= Data for this task =

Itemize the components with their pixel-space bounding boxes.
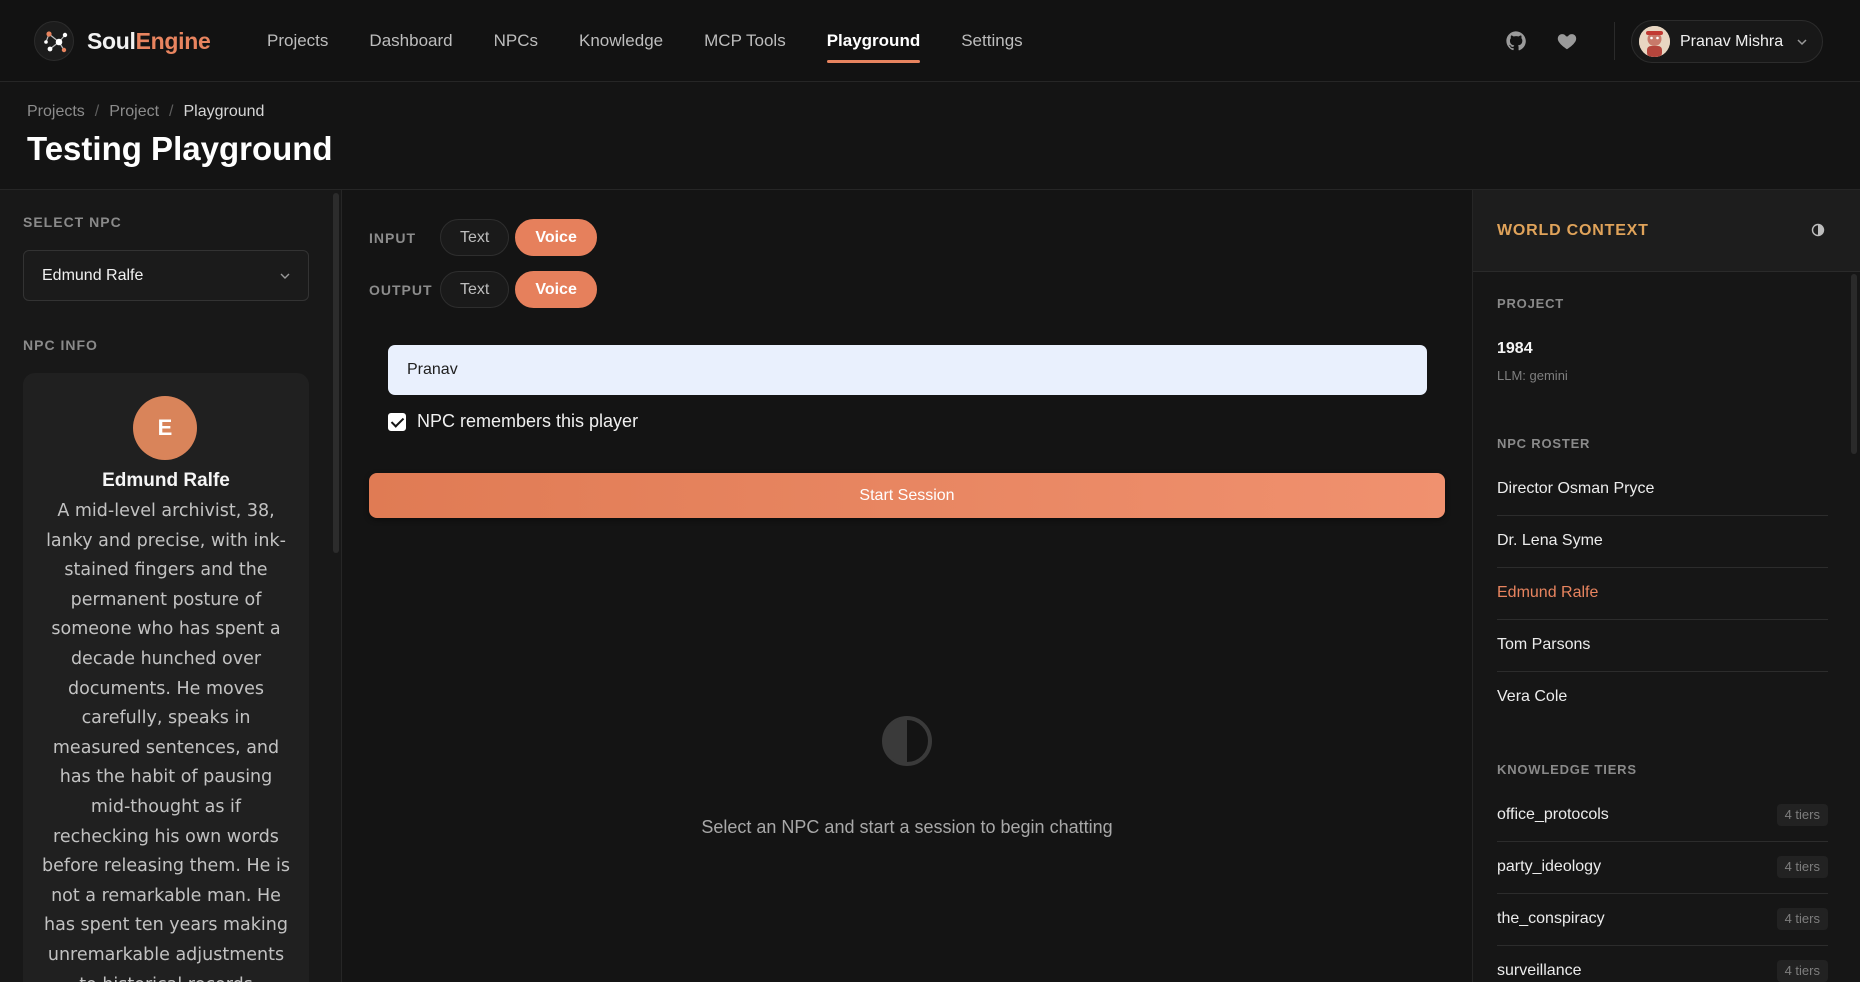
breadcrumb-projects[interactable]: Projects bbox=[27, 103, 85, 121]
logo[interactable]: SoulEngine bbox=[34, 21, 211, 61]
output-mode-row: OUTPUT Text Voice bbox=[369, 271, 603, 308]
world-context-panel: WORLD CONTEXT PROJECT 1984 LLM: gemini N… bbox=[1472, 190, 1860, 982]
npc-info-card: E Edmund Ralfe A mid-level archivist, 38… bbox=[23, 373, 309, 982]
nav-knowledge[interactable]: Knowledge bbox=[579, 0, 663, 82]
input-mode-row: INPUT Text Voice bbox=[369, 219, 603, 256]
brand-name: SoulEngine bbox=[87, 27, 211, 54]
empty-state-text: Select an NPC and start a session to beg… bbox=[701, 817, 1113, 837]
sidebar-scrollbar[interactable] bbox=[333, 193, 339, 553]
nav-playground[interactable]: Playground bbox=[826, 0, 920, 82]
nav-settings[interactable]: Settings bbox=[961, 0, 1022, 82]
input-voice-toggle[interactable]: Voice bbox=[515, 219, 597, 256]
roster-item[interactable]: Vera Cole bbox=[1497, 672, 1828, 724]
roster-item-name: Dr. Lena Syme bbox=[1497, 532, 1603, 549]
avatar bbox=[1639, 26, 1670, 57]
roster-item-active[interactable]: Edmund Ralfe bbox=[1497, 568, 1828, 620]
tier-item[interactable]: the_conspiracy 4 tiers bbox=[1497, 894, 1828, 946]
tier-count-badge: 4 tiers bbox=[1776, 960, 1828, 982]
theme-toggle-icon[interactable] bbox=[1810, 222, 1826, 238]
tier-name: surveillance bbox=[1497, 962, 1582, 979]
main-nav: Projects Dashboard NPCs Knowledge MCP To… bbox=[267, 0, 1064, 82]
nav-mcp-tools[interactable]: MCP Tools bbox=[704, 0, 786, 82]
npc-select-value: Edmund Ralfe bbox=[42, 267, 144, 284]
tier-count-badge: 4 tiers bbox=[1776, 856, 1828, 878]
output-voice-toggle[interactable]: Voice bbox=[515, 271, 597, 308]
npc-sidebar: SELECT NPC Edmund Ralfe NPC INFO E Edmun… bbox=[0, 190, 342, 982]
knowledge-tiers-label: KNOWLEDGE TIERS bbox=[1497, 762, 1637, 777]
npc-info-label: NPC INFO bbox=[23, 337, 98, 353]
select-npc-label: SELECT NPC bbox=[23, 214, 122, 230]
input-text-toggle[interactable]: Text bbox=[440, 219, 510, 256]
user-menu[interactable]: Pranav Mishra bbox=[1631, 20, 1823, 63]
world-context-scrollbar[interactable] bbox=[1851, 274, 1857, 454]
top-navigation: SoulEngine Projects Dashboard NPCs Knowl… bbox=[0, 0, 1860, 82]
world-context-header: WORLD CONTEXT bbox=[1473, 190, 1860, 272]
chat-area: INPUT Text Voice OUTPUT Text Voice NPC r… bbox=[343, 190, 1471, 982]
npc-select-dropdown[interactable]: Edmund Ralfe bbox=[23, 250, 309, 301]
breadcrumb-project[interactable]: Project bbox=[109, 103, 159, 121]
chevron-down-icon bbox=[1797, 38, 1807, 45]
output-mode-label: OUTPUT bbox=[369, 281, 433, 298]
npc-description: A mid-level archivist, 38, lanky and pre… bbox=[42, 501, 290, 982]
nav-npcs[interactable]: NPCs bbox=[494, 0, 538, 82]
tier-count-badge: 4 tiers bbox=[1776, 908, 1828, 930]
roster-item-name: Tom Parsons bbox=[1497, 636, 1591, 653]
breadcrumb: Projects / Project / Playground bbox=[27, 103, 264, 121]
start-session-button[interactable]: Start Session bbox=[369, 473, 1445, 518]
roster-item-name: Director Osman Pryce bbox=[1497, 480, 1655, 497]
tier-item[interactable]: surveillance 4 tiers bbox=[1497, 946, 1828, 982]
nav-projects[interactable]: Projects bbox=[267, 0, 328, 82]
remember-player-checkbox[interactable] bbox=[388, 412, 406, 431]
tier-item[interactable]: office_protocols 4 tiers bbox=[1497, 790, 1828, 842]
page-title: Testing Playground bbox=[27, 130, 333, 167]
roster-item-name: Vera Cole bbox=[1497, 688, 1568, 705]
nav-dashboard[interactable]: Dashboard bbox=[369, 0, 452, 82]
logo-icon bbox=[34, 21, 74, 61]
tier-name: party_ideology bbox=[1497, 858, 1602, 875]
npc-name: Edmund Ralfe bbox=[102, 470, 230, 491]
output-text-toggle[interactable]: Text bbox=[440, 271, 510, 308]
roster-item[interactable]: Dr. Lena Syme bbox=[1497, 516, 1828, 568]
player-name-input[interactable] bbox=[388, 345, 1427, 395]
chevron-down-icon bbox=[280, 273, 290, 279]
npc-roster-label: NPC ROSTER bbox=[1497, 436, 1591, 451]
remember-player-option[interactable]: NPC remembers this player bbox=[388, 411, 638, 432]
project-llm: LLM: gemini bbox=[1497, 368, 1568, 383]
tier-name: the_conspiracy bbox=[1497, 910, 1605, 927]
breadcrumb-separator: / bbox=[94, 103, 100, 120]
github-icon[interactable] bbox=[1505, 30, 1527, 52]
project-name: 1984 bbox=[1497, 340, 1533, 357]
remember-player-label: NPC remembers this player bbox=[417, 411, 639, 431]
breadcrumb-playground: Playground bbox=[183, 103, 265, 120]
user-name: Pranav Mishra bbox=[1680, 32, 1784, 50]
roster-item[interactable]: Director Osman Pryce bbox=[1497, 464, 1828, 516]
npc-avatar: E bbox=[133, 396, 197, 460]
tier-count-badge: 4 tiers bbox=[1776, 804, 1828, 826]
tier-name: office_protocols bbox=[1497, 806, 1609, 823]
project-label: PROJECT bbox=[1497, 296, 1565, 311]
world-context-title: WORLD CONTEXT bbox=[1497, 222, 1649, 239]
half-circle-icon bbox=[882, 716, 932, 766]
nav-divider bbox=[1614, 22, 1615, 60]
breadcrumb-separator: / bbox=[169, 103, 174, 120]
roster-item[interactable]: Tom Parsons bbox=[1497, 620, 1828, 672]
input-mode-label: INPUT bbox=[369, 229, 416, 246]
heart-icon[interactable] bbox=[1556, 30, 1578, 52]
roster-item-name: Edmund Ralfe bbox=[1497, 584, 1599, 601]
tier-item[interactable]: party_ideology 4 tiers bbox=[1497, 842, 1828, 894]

---

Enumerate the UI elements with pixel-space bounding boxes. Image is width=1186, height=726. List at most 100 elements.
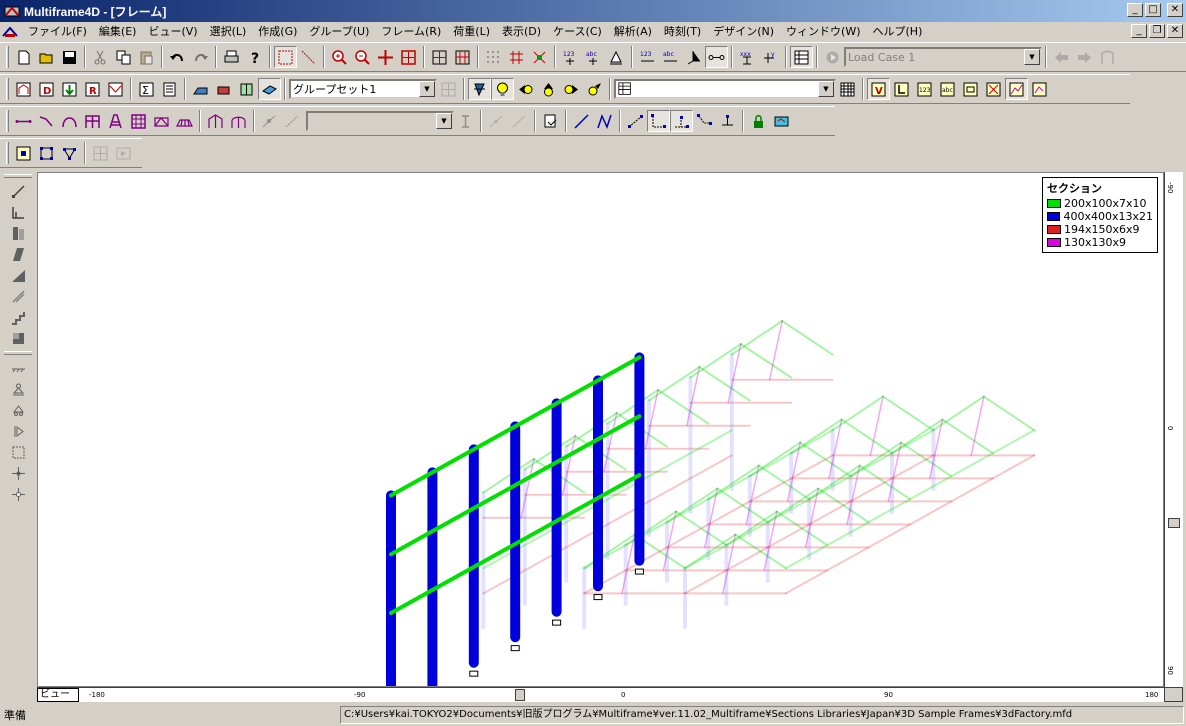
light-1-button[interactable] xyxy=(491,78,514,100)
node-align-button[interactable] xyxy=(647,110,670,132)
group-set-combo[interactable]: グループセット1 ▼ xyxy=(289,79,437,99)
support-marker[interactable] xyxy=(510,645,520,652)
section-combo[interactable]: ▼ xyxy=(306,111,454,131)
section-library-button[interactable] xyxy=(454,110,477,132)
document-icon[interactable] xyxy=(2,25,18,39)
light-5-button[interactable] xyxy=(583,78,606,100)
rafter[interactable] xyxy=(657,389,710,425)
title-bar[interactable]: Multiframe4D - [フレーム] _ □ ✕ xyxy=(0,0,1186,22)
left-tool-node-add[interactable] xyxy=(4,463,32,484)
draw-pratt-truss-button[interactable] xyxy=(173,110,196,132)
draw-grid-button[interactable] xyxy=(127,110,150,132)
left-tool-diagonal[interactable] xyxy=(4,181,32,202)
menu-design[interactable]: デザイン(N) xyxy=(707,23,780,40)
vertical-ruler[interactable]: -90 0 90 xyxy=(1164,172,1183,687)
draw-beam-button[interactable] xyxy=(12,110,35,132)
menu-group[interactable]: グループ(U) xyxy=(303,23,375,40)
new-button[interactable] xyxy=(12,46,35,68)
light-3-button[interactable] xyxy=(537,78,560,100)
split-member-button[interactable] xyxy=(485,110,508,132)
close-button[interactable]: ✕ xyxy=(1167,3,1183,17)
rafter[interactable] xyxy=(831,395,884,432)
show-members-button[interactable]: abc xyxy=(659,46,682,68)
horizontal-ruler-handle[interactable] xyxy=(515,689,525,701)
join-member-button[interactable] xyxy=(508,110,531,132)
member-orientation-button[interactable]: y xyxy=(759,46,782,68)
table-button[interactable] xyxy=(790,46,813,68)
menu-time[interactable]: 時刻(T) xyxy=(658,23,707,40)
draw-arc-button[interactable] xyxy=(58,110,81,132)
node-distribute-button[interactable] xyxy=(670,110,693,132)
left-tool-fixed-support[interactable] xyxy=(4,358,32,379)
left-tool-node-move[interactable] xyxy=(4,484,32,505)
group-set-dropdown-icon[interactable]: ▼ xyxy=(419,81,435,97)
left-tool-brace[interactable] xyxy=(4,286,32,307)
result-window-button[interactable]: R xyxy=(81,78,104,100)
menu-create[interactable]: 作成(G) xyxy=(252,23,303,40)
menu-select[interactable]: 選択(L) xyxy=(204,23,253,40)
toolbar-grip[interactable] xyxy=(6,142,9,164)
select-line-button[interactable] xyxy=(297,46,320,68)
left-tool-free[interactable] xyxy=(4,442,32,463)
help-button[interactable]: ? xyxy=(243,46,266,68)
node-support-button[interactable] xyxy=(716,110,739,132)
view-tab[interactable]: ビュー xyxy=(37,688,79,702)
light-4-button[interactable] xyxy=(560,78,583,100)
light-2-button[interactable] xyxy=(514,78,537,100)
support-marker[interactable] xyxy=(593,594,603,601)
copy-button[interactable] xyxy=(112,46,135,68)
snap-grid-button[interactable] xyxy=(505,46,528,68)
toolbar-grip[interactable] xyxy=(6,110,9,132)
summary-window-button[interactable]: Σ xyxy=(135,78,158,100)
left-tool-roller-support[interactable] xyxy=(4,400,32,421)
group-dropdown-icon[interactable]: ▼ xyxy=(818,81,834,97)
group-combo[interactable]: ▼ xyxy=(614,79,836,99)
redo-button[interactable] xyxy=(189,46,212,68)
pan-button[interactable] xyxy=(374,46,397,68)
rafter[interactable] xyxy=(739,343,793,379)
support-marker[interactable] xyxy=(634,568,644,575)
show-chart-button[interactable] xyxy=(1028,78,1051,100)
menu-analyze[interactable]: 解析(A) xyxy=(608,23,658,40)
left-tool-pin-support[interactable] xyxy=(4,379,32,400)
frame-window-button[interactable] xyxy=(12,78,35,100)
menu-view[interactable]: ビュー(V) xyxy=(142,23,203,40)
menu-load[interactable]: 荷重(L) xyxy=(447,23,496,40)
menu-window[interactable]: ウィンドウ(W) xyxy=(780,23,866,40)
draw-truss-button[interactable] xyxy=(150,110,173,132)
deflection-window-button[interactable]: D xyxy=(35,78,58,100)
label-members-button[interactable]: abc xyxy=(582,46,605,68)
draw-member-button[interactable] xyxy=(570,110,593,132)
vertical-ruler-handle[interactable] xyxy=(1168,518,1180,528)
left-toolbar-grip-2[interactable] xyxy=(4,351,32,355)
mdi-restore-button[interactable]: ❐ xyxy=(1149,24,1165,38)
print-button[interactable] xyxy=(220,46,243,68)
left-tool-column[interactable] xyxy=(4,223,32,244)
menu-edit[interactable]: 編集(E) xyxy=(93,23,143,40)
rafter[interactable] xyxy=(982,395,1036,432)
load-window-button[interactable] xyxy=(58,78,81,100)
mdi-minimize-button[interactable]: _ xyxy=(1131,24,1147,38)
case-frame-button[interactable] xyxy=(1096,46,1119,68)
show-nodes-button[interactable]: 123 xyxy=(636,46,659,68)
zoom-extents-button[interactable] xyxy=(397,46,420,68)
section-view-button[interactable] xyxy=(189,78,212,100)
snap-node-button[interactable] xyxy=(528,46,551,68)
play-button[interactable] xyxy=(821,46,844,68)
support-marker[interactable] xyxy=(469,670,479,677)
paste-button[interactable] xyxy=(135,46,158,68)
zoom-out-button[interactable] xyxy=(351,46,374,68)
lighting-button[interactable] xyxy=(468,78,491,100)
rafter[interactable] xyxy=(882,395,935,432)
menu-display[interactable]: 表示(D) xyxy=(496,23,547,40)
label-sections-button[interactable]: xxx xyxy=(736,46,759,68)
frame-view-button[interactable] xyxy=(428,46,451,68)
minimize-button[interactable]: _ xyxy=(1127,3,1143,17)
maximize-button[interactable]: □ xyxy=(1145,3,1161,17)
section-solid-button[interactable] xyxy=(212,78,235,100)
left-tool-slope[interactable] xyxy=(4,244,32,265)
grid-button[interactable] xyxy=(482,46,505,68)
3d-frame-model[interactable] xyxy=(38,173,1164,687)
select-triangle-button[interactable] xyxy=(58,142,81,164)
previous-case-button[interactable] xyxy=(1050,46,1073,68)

---

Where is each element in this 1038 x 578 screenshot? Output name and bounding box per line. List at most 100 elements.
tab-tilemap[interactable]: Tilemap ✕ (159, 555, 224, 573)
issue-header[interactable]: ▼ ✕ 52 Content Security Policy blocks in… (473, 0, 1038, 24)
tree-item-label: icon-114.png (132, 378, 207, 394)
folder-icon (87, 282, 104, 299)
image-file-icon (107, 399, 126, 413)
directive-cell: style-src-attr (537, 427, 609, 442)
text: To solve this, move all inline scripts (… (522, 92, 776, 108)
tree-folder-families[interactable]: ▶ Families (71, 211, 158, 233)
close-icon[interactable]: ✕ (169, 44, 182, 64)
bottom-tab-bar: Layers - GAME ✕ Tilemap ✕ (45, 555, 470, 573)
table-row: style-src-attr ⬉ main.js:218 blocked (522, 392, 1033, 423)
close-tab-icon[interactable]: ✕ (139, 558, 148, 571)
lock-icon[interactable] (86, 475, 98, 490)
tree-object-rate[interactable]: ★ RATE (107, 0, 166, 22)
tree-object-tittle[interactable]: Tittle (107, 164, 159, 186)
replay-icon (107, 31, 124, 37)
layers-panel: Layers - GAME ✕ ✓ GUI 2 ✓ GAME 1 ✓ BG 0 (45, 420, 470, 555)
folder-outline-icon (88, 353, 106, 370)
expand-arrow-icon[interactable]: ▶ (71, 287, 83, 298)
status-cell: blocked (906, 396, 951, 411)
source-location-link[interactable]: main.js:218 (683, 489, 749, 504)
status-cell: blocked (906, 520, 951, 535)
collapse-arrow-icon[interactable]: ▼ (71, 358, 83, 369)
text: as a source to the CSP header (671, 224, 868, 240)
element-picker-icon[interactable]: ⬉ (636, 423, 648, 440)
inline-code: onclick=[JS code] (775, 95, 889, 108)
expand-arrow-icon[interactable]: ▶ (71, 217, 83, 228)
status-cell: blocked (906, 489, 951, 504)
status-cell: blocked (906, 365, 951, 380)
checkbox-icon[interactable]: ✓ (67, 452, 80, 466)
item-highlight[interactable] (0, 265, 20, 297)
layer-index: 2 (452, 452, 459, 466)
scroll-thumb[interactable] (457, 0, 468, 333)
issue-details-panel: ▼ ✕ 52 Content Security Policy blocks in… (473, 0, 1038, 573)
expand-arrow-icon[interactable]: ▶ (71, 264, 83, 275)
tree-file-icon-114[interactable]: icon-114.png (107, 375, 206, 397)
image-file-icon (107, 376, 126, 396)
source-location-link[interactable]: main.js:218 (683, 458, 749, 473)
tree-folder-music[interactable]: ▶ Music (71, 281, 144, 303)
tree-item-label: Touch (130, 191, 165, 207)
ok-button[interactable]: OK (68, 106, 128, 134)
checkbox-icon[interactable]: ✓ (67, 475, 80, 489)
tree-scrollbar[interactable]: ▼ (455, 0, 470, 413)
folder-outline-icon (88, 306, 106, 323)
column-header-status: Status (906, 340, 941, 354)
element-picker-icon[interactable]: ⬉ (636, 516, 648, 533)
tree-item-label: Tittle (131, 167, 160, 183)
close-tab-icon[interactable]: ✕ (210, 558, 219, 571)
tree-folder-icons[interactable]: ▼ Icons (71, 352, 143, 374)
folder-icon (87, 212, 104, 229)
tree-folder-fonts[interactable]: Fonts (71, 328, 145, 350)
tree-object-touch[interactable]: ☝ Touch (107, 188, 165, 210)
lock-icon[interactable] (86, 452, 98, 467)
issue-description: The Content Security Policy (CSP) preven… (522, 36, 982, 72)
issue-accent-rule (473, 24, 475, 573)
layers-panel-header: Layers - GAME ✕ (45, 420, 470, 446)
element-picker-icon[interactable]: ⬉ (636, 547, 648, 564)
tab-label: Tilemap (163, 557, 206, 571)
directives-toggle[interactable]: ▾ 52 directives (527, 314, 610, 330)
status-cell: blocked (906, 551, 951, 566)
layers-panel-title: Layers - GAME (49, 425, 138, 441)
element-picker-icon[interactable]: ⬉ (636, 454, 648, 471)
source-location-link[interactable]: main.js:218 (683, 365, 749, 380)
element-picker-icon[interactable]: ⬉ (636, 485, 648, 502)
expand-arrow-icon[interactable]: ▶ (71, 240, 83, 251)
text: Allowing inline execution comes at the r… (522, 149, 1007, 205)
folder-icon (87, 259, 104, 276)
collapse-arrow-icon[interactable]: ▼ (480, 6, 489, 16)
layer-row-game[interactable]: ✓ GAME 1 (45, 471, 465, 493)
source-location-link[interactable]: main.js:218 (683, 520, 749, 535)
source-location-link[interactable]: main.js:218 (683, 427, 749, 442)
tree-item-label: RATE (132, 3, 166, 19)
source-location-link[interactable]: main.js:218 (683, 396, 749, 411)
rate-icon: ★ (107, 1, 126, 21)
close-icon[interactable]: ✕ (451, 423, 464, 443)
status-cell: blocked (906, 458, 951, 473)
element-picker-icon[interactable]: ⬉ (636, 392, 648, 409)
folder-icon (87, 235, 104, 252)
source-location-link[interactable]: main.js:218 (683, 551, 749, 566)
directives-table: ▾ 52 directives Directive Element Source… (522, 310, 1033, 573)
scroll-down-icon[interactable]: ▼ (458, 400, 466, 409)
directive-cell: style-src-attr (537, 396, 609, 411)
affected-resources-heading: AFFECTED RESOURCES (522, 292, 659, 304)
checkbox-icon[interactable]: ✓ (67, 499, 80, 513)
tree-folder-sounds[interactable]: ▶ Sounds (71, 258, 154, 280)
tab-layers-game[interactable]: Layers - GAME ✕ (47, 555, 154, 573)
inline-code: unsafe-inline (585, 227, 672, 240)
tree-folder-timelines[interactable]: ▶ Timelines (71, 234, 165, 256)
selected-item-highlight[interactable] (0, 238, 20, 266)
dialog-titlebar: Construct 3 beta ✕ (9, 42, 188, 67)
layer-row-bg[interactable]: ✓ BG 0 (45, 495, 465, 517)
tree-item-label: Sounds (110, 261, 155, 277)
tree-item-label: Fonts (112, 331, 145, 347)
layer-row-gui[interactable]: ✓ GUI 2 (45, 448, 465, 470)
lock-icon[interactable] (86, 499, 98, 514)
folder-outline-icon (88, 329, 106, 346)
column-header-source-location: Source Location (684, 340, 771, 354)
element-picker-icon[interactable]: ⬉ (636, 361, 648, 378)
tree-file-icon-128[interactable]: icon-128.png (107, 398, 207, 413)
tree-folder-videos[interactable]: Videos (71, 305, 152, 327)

= Exercise goal =
Report how many lines of the records above contain the string "main", with uppercase and lowercase treated as different. Reply with the number alone.

= Expected output =
9